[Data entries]
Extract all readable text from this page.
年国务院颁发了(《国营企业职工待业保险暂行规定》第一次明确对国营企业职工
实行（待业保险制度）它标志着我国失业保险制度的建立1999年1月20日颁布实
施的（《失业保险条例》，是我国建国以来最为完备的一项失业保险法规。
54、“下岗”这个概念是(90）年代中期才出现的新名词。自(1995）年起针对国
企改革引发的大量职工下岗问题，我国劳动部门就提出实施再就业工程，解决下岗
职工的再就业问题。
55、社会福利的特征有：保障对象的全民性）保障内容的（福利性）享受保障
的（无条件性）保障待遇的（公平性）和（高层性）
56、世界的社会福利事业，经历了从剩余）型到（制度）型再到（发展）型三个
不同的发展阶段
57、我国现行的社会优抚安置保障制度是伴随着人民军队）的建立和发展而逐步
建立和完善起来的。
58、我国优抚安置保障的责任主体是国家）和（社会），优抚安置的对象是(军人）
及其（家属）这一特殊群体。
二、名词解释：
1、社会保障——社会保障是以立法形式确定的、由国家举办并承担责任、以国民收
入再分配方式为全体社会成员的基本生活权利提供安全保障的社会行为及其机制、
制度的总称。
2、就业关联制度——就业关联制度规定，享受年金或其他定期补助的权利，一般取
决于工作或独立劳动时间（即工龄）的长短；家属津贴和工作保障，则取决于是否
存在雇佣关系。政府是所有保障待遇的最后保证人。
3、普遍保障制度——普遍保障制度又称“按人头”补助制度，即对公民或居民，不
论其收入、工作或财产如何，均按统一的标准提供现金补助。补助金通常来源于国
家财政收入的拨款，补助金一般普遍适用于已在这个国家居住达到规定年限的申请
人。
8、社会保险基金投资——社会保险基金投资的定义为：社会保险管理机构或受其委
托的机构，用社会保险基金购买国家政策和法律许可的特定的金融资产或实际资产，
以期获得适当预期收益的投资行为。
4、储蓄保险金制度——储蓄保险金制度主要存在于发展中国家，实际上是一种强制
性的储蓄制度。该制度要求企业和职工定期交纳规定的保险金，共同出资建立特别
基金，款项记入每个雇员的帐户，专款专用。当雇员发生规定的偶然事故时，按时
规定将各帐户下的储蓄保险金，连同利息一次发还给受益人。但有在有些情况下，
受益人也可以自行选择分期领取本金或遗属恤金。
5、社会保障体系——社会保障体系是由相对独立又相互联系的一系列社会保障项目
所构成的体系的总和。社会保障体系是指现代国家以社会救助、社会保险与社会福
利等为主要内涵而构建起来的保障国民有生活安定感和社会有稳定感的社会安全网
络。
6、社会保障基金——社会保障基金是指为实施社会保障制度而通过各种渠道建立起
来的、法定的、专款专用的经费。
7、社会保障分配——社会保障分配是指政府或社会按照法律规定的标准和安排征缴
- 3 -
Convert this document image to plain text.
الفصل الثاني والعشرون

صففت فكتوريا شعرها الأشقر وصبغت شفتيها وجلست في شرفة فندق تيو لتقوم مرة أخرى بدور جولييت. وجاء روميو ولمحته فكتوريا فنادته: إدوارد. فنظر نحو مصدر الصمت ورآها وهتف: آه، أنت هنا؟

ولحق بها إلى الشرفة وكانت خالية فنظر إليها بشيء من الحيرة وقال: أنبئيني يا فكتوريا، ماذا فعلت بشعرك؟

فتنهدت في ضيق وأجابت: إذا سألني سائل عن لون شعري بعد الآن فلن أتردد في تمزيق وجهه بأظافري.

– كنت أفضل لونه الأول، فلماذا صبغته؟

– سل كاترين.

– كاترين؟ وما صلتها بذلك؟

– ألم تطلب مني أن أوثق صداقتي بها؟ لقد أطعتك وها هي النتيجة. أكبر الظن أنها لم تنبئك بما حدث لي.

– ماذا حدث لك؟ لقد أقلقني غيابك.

Short task → Quote verbatim the line containing "Convert this document image to plain text." and every line after it through the end of the records above.

Exercise output →
Convert this document image to plain text.
الفصل الثاني والعشرون

صففت فكتوريا شعرها الأشقر وصبغت شفتيها وجلست في شرفة فندق تيو لتقوم مرة أخرى بدور جولييت. وجاء روميو ولمحته فكتوريا فنادته: إدوارد. فنظر نحو مصدر الصمت ورآها وهتف: آه، أنت هنا؟

ولحق بها إلى الشرفة وكانت خالية فنظر إليها بشيء من الحيرة وقال: أنبئيني يا فكتوريا، ماذا فعلت بشعرك؟

فتنهدت في ضيق وأجابت: إذا سألني سائل عن لون شعري بعد الآن فلن أتردد في تمزيق وجهه بأظافري.

– كنت أفضل لونه الأول، فلماذا صبغته؟

– سل كاترين.

– كاترين؟ وما صلتها بذلك؟

– ألم تطلب مني أن أوثق صداقتي بها؟ لقد أطعتك وها هي النتيجة. أكبر الظن أنها لم تنبئك بما حدث لي.

– ماذا حدث لك؟ لقد أقلقني غيابك.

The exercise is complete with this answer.